▶ [DATA SECTION]
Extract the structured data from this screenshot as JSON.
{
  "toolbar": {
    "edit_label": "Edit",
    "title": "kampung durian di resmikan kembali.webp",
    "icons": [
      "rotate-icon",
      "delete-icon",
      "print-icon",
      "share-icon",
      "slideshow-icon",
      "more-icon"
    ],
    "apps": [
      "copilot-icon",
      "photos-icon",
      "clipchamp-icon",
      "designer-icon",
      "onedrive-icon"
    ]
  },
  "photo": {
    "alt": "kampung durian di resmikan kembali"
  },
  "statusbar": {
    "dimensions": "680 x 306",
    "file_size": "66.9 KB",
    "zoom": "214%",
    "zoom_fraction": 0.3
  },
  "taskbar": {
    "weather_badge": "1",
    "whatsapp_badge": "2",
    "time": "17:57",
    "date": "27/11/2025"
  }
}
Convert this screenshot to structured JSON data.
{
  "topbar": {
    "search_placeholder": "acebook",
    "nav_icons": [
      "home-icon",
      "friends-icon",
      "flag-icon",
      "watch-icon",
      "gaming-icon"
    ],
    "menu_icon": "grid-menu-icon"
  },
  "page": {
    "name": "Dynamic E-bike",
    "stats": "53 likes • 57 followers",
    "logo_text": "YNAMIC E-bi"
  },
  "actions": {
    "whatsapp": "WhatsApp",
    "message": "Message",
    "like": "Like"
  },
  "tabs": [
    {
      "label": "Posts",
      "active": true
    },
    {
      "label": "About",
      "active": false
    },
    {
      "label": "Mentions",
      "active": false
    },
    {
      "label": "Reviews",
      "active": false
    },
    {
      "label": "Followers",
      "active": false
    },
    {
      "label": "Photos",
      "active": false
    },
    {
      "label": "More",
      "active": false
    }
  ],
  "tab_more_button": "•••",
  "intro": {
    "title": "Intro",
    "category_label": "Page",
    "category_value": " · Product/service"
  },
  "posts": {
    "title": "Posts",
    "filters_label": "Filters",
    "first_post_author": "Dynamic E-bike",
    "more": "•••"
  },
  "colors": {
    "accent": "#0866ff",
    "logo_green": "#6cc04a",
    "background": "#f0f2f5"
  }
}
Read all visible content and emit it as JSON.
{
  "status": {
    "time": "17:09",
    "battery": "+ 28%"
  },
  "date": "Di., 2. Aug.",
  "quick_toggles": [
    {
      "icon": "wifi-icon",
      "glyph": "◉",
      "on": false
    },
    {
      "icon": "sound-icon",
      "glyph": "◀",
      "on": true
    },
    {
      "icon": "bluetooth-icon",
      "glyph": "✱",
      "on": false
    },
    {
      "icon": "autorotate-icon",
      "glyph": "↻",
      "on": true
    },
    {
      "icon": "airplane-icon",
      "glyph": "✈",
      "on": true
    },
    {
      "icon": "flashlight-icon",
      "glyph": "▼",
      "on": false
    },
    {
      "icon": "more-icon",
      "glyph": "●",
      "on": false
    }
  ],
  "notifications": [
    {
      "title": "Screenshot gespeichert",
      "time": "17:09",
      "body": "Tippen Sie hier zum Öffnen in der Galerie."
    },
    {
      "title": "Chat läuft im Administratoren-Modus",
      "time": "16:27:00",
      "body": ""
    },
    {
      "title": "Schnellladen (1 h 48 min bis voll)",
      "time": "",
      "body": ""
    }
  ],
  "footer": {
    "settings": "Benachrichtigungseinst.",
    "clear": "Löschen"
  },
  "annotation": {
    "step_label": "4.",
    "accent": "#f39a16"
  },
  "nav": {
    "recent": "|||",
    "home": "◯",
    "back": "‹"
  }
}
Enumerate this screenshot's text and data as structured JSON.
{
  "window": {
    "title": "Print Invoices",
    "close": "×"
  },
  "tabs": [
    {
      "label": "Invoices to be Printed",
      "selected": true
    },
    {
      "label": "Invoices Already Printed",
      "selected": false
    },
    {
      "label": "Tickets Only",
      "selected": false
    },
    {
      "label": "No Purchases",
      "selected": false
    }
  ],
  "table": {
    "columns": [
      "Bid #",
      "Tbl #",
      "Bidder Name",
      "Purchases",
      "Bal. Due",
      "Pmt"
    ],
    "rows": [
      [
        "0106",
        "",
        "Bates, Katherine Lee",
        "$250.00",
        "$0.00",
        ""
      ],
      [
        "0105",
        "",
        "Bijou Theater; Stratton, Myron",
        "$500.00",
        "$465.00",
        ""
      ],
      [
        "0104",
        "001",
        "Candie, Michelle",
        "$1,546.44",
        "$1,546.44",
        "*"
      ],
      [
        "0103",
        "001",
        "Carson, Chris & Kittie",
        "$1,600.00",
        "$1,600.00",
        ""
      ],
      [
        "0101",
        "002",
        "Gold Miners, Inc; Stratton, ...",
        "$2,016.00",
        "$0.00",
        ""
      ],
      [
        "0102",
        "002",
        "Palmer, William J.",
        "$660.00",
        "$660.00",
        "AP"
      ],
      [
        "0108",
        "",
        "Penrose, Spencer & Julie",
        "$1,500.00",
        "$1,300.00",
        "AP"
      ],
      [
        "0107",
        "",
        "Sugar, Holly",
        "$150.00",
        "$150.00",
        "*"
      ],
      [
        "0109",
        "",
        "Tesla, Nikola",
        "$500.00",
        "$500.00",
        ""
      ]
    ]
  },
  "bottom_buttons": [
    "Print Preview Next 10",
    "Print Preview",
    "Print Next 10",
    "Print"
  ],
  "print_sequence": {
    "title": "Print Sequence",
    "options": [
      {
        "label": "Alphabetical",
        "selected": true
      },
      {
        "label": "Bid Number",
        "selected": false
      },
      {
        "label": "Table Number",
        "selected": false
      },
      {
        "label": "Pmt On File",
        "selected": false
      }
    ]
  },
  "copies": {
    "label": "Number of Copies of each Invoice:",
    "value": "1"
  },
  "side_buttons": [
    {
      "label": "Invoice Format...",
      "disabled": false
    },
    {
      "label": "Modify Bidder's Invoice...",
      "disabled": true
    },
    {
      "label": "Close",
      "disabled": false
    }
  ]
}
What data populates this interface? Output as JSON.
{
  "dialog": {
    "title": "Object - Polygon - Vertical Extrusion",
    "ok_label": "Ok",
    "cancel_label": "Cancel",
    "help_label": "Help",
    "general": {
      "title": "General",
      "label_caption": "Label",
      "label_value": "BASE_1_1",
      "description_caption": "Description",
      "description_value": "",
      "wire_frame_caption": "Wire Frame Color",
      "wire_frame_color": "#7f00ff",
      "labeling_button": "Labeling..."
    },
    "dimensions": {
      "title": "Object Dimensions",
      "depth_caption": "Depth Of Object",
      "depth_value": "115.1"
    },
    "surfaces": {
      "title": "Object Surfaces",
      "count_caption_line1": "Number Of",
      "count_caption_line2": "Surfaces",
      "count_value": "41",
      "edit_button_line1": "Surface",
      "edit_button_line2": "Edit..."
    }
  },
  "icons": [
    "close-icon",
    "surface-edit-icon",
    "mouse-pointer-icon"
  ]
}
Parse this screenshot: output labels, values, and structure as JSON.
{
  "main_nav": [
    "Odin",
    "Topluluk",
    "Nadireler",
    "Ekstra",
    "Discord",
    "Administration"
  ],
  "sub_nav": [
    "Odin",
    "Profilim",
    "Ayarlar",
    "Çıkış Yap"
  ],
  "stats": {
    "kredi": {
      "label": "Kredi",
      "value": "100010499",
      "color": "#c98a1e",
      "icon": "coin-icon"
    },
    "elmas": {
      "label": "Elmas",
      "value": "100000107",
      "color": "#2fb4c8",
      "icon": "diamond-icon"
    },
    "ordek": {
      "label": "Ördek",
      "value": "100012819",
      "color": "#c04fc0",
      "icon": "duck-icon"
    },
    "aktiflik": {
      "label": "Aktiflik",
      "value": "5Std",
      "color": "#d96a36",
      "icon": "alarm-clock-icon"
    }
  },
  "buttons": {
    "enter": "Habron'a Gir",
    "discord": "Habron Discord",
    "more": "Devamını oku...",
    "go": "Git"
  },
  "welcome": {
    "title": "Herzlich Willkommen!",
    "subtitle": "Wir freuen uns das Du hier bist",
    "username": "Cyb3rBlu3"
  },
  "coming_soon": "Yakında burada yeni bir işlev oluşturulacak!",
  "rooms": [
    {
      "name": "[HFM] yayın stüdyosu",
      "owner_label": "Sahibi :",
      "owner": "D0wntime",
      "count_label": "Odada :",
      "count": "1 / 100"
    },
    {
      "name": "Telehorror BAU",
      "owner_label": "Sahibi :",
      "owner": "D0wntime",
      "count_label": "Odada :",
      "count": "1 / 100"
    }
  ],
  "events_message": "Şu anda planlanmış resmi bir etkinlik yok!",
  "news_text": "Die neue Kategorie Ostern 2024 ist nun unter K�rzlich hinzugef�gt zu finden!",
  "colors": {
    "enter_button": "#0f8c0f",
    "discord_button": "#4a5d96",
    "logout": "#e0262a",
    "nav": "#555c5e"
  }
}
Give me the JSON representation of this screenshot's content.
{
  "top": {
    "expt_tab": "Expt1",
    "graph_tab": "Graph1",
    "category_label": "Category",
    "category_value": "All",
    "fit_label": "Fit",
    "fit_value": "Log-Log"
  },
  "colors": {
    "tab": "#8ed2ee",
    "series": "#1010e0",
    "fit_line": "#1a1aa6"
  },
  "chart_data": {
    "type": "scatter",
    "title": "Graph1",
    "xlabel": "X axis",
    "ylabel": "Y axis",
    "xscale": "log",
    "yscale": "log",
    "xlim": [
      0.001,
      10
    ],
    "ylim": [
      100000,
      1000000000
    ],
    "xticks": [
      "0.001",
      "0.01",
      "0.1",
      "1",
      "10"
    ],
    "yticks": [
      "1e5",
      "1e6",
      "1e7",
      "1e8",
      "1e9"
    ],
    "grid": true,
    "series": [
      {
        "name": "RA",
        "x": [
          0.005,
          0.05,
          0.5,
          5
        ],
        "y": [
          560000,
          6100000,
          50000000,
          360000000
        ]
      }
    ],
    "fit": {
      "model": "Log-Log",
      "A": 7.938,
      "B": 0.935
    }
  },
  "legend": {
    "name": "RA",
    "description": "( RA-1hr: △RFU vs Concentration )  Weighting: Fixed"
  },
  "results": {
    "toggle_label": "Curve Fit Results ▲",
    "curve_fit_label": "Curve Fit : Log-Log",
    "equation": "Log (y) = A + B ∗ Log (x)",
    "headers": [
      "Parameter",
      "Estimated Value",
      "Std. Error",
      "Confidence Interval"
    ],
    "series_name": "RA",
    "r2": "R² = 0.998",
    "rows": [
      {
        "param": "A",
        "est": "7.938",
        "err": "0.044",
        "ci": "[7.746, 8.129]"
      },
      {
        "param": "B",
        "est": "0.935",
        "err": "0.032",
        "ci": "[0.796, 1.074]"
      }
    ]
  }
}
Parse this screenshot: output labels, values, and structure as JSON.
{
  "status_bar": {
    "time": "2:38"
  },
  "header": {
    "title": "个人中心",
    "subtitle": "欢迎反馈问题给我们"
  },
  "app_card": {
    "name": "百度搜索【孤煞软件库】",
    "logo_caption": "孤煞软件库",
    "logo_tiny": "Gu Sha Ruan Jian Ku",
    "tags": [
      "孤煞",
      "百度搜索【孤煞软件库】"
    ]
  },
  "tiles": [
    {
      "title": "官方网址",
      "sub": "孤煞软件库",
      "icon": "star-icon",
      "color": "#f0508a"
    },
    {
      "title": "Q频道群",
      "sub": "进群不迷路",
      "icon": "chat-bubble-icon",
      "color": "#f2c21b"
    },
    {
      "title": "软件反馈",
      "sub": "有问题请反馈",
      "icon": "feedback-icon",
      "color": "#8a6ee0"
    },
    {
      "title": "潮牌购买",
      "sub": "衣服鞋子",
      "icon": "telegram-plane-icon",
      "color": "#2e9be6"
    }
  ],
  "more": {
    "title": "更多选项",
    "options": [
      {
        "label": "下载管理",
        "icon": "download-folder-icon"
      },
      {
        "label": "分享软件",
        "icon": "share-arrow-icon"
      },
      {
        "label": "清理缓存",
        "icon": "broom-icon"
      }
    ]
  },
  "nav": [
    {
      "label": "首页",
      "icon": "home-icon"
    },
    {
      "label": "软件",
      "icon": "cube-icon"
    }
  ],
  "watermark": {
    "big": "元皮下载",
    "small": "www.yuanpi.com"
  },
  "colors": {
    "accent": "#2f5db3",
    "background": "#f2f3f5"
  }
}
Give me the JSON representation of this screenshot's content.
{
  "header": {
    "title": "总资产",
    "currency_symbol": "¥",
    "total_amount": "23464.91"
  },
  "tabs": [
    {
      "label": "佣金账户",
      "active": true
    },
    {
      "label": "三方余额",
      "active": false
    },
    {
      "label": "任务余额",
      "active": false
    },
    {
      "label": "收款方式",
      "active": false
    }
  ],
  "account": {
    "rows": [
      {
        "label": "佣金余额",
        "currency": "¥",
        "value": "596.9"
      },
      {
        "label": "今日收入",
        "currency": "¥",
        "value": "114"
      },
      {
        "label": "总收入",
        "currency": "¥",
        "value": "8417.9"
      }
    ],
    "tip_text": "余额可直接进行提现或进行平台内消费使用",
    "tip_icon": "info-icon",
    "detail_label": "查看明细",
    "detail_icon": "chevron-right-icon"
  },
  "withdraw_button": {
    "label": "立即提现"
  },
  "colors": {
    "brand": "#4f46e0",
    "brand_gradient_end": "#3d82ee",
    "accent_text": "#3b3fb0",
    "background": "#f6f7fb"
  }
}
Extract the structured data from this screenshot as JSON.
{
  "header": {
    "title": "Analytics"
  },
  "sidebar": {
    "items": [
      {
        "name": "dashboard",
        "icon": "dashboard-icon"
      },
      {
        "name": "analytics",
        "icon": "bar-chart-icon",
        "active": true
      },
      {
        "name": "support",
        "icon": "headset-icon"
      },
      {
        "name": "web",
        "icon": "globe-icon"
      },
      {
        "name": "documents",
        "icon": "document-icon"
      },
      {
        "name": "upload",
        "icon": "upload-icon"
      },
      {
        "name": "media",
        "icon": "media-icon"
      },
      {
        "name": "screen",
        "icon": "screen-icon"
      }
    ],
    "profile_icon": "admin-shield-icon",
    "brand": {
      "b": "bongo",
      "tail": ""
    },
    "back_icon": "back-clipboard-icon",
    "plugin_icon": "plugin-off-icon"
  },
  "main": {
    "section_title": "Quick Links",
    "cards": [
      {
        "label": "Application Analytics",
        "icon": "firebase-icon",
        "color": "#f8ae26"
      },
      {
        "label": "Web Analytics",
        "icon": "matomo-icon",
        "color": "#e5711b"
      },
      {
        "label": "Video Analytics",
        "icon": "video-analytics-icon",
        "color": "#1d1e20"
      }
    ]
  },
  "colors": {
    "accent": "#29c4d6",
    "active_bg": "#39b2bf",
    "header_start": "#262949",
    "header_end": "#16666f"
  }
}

▶ [DIRECTIVE] Answer only with how many lines in the records include "durian".

▶ [SOLUTION TO THIS PROBLEM] 2